--- BEGIN MATERIAL FOR THIS EXERCISE ---

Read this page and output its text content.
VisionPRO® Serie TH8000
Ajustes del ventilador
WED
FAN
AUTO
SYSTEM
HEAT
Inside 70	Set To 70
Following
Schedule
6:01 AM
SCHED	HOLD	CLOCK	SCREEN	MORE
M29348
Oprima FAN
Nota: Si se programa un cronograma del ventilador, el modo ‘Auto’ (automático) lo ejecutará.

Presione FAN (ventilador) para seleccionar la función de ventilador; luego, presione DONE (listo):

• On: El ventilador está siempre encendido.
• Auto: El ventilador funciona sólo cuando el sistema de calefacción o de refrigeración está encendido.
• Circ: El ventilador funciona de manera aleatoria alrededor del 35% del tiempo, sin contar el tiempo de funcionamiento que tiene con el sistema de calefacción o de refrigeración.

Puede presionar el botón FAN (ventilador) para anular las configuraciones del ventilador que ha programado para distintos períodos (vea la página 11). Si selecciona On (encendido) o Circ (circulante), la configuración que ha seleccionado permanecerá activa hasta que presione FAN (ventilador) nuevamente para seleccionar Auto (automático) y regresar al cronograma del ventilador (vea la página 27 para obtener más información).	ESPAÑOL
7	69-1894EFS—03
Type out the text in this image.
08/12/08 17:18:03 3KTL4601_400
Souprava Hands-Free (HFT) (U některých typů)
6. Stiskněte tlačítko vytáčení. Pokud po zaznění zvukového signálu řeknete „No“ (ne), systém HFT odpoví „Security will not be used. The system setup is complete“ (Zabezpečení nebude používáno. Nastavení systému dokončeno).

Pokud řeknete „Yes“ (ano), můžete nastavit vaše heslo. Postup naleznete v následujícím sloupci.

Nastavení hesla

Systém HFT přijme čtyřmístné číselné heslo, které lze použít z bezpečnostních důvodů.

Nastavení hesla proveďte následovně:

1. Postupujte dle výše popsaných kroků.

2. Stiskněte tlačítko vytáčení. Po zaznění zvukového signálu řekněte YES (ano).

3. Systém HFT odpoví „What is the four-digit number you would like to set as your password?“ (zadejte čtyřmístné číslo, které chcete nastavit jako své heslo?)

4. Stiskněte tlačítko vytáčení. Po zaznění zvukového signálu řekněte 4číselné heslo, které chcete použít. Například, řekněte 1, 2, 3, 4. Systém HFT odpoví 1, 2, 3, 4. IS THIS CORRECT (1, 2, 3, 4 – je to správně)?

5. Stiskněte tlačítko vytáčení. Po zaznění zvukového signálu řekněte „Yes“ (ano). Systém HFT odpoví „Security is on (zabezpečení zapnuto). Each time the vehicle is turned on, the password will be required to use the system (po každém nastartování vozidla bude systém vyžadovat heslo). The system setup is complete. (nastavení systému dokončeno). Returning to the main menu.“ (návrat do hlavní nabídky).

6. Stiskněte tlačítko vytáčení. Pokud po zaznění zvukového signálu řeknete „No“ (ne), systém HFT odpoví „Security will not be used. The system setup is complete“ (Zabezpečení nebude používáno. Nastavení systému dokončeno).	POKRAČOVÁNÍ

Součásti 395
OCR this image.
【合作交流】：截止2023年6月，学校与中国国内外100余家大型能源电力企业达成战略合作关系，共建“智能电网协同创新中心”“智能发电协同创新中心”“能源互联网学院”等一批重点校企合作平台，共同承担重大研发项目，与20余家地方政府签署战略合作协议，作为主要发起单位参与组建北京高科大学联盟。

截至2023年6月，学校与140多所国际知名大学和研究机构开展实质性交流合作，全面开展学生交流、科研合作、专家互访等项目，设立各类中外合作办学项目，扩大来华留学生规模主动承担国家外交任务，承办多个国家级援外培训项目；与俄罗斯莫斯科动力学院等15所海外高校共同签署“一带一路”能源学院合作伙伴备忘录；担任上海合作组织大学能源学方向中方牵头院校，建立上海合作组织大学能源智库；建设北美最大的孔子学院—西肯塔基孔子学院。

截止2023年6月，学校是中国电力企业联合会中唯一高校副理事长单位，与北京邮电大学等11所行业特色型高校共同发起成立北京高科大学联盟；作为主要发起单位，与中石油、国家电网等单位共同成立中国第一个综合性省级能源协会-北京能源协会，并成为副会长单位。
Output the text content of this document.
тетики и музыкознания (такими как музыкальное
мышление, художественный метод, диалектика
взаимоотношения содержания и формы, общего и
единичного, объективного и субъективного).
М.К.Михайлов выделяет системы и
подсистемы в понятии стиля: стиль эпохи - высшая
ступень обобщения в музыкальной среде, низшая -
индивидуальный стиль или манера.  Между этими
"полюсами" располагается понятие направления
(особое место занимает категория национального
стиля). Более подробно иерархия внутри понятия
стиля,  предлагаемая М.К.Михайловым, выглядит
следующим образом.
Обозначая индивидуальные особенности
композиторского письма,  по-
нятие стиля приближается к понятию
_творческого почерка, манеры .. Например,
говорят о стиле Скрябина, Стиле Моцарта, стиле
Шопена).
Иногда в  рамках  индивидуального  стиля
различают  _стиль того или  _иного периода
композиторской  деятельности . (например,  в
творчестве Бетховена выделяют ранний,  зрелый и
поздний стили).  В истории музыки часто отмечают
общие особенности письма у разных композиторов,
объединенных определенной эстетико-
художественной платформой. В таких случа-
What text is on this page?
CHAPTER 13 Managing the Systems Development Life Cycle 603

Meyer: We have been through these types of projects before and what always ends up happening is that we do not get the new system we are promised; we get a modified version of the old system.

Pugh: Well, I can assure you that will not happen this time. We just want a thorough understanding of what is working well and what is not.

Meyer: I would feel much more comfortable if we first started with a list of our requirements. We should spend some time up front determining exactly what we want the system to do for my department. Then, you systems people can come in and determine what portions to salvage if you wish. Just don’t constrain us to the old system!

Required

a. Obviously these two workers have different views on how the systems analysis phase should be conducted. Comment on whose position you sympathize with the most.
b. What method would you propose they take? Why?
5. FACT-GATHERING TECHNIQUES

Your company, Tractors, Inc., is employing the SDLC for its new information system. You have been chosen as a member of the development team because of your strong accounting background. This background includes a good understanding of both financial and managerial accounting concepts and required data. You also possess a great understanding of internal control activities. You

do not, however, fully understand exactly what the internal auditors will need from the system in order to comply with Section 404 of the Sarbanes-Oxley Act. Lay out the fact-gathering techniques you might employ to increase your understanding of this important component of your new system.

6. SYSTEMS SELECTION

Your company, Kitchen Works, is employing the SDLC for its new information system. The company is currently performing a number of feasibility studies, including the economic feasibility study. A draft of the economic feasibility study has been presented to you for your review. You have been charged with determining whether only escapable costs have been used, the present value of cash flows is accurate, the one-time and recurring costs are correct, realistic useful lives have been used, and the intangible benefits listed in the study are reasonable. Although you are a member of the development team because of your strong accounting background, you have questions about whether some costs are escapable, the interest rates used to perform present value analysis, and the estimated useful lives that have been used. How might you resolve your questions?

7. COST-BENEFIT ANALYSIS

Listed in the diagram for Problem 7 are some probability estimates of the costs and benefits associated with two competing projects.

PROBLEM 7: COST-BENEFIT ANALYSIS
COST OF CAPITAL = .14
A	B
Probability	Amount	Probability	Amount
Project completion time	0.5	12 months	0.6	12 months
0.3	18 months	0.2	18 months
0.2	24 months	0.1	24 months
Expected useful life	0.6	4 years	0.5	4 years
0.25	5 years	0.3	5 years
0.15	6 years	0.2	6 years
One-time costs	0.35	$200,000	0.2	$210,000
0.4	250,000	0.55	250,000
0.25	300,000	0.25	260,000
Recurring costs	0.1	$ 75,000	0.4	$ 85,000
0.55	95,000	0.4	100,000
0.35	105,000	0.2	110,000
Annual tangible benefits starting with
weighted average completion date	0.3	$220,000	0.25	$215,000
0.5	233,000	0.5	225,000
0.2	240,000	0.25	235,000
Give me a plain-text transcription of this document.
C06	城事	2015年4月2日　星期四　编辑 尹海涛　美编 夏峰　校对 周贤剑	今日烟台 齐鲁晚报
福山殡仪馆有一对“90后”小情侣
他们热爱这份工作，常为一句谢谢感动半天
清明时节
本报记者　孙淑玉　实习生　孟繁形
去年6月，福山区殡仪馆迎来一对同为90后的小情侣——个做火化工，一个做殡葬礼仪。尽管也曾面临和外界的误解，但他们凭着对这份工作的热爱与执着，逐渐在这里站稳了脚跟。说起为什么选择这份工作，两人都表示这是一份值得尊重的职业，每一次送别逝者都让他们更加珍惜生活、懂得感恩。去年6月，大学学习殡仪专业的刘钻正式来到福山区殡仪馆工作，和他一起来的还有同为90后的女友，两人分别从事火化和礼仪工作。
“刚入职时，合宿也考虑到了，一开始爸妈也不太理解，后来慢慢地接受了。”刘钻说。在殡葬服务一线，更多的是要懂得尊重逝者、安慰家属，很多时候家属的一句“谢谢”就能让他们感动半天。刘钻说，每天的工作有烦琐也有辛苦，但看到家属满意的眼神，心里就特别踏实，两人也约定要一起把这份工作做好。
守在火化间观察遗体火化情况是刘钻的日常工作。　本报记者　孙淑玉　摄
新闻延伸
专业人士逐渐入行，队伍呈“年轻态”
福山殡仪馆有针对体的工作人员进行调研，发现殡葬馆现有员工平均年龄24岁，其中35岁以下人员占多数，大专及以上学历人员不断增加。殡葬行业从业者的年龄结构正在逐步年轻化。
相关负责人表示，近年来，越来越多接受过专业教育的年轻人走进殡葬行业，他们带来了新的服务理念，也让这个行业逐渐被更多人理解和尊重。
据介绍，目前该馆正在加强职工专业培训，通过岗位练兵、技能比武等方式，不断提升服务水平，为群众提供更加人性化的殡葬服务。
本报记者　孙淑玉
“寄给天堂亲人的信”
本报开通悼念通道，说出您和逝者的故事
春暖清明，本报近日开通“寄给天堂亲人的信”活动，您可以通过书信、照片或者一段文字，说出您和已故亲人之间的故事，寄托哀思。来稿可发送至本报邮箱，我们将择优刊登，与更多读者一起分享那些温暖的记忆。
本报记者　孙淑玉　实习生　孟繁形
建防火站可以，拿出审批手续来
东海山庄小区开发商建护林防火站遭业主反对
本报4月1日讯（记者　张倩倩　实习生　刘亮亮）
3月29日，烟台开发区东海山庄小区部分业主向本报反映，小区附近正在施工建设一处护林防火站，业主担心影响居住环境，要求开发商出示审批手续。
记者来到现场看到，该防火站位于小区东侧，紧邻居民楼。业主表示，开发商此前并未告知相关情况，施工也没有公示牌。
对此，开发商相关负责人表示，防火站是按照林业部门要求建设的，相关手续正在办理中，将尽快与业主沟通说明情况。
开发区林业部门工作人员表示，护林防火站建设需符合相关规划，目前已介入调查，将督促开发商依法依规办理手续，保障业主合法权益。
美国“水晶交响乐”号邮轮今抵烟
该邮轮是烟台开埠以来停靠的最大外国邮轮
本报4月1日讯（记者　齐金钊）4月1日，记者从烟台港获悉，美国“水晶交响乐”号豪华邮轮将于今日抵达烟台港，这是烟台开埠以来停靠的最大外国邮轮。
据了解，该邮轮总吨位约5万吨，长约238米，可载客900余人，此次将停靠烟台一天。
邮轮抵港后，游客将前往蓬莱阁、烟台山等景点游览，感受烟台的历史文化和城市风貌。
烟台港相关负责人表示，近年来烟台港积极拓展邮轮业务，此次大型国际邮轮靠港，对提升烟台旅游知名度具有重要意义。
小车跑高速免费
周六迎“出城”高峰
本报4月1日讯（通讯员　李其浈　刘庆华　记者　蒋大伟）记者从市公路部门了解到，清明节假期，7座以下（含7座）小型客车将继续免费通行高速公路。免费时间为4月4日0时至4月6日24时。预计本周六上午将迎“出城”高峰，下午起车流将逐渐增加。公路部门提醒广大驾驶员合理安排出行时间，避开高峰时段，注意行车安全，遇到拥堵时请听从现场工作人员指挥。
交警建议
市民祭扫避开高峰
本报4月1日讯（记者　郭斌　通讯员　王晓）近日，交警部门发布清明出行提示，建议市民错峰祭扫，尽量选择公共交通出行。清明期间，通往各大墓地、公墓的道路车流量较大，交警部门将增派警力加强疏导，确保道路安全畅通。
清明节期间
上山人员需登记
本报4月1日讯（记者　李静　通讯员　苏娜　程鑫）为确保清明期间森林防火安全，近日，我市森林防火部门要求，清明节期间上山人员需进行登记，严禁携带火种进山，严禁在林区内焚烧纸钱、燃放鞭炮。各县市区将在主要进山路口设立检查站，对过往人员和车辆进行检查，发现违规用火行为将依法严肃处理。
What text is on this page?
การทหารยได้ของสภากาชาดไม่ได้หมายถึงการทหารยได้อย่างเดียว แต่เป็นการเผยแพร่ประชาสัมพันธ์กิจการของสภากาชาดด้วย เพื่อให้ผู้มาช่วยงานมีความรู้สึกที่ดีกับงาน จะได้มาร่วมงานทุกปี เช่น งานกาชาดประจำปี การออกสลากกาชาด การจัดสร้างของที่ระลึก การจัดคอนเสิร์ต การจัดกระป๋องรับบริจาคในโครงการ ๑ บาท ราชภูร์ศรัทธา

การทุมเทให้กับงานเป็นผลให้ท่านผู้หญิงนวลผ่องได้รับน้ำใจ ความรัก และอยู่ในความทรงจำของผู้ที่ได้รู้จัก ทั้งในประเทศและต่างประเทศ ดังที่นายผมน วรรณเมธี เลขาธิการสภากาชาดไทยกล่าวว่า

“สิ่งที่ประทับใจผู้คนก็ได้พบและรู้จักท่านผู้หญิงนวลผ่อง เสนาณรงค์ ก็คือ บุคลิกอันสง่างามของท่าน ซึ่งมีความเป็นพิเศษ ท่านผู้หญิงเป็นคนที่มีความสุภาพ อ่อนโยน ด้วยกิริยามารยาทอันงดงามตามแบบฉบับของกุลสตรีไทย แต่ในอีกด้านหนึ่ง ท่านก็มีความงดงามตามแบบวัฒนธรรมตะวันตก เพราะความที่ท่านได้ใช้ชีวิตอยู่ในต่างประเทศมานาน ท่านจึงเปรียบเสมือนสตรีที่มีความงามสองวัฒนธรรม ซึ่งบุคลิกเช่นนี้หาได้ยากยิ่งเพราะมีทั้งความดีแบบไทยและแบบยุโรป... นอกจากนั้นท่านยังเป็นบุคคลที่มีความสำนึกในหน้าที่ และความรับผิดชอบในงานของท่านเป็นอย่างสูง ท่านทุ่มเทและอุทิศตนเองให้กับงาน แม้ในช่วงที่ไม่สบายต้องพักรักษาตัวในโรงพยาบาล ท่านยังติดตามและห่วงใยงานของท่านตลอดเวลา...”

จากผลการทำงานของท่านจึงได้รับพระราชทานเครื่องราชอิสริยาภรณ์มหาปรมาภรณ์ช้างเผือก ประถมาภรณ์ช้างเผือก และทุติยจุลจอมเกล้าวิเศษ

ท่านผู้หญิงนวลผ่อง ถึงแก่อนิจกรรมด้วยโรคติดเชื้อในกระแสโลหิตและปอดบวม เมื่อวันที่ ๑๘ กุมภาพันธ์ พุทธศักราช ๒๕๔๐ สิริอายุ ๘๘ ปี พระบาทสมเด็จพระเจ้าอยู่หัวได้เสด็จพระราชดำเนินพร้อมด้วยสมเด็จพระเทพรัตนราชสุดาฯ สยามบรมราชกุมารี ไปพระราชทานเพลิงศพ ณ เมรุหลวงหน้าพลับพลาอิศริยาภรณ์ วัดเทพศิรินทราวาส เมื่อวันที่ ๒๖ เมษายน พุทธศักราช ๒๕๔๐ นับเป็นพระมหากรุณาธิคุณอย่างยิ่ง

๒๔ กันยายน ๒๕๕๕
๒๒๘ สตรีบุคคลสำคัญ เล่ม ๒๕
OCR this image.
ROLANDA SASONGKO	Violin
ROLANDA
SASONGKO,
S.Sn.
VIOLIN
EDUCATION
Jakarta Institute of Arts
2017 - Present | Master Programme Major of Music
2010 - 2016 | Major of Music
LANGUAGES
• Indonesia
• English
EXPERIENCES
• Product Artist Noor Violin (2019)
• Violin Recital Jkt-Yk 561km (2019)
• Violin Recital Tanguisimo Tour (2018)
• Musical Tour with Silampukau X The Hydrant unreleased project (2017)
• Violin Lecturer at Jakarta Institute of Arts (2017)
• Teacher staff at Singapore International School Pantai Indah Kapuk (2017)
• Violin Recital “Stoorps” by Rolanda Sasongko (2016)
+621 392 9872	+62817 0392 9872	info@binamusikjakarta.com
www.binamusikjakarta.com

--- END MATERIAL FOR THIS EXERCISE ---

→ WHAT IS BEING ASKED:
Select and copy every line of the listing with the word "řekněte".

→ OUTPUT BELOW:
2. Stiskněte tlačítko vytáčení. Po zaznění zvukového signálu řekněte YES (ano).
4. Stiskněte tlačítko vytáčení. Po zaznění zvukového signálu řekněte 4číselné heslo, které chcete použít. Například, řekněte 1, 2, 3, 4. Systém HFT odpoví 1, 2, 3, 4. IS THIS CORRECT (1, 2, 3, 4 – je to správně)?
5. Stiskněte tlačítko vytáčení. Po zaznění zvukového signálu řekněte „Yes“ (ano). Systém HFT odpoví „Security is on (zabezpečení zapnuto). Each time the vehicle is turned on, the password will be required to use the system (po každém nastartování vozidla bude systém vyžadovat heslo). The system setup is complete. (nastavení systému dokončeno). Returning to the main menu.“ (návrat do hlavní nabídky).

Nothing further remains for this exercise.